▶ **Exercise aim**:
Copy each line where the word "JSON" occurs.
--- Start of Input records ---
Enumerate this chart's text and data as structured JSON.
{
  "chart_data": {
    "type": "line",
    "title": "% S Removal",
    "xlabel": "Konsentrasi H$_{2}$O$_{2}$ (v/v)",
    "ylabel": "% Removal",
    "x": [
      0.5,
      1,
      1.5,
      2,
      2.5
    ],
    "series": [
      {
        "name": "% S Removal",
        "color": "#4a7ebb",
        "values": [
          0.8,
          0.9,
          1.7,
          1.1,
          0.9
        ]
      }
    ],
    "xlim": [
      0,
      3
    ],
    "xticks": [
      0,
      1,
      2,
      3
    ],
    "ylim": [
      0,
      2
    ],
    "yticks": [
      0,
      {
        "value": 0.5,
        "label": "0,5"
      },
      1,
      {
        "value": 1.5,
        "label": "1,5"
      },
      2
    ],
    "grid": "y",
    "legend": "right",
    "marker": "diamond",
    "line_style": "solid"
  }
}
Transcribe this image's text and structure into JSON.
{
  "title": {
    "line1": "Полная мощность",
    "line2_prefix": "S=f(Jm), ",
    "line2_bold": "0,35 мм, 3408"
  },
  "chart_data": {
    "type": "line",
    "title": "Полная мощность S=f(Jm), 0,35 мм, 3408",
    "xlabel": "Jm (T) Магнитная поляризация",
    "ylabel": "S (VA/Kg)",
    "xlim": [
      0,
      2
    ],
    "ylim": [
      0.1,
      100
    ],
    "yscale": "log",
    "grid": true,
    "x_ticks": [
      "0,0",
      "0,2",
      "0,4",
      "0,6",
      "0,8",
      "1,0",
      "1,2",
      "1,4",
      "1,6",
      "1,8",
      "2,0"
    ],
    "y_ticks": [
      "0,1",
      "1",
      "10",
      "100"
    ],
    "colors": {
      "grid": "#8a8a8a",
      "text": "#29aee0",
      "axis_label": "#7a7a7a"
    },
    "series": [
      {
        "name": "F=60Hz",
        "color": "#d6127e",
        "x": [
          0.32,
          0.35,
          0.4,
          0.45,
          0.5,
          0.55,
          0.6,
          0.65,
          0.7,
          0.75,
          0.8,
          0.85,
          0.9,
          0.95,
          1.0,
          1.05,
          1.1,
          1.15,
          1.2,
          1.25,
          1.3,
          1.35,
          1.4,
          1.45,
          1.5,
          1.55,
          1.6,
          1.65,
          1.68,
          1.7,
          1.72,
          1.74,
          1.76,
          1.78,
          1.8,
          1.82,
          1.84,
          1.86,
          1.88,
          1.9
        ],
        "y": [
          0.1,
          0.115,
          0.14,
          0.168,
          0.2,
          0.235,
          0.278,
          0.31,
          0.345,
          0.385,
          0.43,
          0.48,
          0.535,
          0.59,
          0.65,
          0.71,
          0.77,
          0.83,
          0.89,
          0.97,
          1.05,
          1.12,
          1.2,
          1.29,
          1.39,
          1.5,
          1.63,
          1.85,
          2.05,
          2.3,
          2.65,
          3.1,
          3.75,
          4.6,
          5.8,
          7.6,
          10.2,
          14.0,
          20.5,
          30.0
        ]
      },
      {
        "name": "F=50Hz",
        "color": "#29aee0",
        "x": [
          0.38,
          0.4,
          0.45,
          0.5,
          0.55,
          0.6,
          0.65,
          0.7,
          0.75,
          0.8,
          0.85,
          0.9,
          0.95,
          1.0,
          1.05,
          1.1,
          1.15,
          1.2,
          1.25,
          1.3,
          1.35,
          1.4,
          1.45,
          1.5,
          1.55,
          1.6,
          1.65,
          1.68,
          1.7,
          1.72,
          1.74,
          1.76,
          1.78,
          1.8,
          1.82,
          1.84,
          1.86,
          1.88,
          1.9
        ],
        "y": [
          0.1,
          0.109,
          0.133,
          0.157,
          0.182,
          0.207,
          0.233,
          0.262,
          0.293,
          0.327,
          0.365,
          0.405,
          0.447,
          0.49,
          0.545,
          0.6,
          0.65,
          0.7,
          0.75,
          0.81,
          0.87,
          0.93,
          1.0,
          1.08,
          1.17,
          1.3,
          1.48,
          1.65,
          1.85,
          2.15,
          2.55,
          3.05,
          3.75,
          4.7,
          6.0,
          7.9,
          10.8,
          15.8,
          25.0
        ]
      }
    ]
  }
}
--- End of Input records ---
▶ **Task answer**:
Enumerate this chart's text and data as structured JSON.
Transcribe this image's text and structure into JSON.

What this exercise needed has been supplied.